### What the exercise asks
Reproduce the rows without alteration, starting at the first line and continuing through the line containing "marker [663, 198, 677, 213]".

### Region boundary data
########

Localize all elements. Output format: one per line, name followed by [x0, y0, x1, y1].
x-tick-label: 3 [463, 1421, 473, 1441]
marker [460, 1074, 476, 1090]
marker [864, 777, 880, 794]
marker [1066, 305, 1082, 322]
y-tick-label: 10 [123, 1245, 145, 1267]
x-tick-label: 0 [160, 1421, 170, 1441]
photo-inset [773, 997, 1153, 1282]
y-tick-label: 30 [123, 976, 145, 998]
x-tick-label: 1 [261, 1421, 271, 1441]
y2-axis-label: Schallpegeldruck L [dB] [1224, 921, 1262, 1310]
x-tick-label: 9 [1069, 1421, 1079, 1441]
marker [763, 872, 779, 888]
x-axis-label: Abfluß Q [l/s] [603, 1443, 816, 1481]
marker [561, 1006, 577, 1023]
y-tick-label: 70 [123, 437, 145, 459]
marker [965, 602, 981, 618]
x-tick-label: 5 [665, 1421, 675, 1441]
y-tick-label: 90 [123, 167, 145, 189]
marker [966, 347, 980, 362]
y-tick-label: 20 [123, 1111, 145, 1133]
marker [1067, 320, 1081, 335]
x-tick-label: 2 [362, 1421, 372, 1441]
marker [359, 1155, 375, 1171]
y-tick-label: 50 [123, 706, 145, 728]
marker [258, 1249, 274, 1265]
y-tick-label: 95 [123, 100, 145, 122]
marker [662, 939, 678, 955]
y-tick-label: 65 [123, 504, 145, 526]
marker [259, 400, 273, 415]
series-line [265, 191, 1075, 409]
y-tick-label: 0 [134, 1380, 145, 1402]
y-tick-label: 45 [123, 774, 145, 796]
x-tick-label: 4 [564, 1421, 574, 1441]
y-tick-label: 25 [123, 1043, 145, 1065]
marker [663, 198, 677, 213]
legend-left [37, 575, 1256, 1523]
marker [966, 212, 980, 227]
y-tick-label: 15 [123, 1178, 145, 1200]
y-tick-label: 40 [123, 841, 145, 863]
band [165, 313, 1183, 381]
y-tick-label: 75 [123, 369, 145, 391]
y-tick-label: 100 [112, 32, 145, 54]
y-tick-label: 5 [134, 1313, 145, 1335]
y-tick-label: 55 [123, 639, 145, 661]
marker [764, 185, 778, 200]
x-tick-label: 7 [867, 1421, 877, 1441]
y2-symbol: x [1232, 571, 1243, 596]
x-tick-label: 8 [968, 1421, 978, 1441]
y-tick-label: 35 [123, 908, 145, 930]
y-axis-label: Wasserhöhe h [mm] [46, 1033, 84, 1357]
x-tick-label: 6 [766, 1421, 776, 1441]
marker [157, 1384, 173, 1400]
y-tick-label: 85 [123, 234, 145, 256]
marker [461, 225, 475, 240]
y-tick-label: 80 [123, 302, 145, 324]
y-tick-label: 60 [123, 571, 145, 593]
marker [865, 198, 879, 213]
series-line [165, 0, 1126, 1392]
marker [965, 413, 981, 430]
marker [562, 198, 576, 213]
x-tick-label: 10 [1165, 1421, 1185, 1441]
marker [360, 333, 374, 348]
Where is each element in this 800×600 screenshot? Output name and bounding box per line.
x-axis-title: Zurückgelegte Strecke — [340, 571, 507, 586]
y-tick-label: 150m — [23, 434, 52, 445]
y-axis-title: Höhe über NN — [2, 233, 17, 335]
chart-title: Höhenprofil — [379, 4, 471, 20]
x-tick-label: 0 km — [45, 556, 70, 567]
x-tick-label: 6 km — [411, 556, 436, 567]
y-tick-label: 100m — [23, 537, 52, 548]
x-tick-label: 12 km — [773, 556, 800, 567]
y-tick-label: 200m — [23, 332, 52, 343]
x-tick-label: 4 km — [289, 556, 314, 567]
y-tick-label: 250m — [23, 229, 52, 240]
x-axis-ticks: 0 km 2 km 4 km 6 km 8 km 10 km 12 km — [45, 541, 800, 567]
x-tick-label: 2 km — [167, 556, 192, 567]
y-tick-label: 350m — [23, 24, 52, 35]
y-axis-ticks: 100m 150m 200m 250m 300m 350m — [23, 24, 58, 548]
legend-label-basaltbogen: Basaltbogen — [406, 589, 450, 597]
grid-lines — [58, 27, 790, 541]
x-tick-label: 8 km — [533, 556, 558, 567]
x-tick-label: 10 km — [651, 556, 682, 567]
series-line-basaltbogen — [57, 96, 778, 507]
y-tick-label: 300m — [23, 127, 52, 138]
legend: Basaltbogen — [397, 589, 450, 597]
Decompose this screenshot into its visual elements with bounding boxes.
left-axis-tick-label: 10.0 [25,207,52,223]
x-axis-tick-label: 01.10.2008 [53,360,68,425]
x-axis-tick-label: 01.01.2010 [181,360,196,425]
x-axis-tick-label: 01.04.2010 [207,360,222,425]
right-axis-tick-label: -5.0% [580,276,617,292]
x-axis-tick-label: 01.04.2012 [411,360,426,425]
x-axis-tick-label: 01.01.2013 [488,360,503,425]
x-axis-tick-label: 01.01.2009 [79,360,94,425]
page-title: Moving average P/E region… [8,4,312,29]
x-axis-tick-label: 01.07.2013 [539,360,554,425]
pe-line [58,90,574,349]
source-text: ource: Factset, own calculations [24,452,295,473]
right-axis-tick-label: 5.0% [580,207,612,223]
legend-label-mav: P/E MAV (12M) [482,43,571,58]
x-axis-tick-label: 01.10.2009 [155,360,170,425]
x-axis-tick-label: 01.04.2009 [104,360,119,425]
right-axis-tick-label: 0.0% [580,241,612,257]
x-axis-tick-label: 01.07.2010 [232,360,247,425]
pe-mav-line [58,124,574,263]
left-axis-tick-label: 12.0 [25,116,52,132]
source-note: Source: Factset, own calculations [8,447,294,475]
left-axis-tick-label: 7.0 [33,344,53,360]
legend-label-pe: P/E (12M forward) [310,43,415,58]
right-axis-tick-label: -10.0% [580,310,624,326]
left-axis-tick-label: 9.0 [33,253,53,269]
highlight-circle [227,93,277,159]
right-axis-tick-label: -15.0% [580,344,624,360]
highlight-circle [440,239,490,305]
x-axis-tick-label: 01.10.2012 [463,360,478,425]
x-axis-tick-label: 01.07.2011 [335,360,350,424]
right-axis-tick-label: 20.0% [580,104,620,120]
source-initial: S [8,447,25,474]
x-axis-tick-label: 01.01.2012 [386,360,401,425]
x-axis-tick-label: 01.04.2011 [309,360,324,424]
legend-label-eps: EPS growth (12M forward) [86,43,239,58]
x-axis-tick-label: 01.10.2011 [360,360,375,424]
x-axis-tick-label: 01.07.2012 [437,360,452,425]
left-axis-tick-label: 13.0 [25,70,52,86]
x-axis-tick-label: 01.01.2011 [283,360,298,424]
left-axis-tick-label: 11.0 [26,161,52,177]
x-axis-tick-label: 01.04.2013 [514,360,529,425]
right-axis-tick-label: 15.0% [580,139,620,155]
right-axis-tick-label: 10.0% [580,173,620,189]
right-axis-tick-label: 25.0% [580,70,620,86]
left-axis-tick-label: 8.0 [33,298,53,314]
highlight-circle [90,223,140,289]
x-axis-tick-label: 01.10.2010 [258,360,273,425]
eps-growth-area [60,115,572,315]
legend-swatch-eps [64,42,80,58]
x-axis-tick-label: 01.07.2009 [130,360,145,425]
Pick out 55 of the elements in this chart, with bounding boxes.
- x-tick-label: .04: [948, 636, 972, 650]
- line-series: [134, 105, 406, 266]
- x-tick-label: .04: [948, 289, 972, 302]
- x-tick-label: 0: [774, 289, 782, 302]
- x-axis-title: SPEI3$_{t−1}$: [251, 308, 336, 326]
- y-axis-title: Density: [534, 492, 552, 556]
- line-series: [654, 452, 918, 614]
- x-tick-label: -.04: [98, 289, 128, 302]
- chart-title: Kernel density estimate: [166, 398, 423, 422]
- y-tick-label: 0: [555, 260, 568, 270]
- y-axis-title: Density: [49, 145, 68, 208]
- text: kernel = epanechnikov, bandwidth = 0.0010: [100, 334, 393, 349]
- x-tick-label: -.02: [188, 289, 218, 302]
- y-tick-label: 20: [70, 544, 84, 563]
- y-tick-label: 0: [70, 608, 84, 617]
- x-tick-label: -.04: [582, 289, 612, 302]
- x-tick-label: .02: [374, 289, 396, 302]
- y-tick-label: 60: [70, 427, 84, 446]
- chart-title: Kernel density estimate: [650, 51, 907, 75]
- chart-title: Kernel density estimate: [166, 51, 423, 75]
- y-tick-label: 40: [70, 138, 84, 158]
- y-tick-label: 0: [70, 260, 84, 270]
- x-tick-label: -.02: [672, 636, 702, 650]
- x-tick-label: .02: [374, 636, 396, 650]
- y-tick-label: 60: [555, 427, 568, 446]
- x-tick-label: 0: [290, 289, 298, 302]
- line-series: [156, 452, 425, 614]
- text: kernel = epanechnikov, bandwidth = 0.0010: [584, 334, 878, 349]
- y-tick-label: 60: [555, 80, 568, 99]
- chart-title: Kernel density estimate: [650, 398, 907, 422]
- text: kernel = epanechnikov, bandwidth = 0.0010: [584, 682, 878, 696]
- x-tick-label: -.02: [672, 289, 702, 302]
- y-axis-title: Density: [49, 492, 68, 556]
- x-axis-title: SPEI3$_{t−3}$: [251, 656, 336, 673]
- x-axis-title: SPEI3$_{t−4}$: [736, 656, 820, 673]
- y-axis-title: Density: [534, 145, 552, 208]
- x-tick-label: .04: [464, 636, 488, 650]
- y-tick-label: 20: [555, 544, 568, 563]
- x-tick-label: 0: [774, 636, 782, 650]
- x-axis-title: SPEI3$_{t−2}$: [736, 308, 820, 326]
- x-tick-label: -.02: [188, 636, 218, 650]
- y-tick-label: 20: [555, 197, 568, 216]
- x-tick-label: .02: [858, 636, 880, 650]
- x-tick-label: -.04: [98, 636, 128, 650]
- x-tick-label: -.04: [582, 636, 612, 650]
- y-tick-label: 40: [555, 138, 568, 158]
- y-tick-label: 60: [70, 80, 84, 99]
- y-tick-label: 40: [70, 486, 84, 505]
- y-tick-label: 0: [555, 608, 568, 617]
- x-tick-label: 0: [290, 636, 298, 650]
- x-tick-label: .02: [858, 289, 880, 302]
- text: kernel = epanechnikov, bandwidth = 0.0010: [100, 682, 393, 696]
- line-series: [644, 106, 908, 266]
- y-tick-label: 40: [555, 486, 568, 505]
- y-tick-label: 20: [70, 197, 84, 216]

########

### Completed task
Localize all elements. Output format: one per line, name followed by [x0, y0, x1, y1].
x-tick-label: 3 [463, 1421, 473, 1441]
marker [460, 1074, 476, 1090]
marker [864, 777, 880, 794]
marker [1066, 305, 1082, 322]
y-tick-label: 10 [123, 1245, 145, 1267]
x-tick-label: 0 [160, 1421, 170, 1441]
photo-inset [773, 997, 1153, 1282]
y-tick-label: 30 [123, 976, 145, 998]
x-tick-label: 1 [261, 1421, 271, 1441]
y2-axis-label: Schallpegeldruck L [dB] [1224, 921, 1262, 1310]
x-tick-label: 9 [1069, 1421, 1079, 1441]
marker [763, 872, 779, 888]
x-axis-label: Abfluß Q [l/s] [603, 1443, 816, 1481]
marker [561, 1006, 577, 1023]
y-tick-label: 70 [123, 437, 145, 459]
marker [965, 602, 981, 618]
x-tick-label: 5 [665, 1421, 675, 1441]
y-tick-label: 90 [123, 167, 145, 189]
marker [966, 347, 980, 362]
y-tick-label: 20 [123, 1111, 145, 1133]
marker [1067, 320, 1081, 335]
x-tick-label: 2 [362, 1421, 372, 1441]
marker [359, 1155, 375, 1171]
y-tick-label: 50 [123, 706, 145, 728]
marker [258, 1249, 274, 1265]
y-tick-label: 95 [123, 100, 145, 122]
marker [662, 939, 678, 955]
y-tick-label: 65 [123, 504, 145, 526]
marker [259, 400, 273, 415]
series-line [265, 191, 1075, 409]
y-tick-label: 0 [134, 1380, 145, 1402]
y-tick-label: 45 [123, 774, 145, 796]
x-tick-label: 4 [564, 1421, 574, 1441]
y-tick-label: 25 [123, 1043, 145, 1065]
marker [663, 198, 677, 213]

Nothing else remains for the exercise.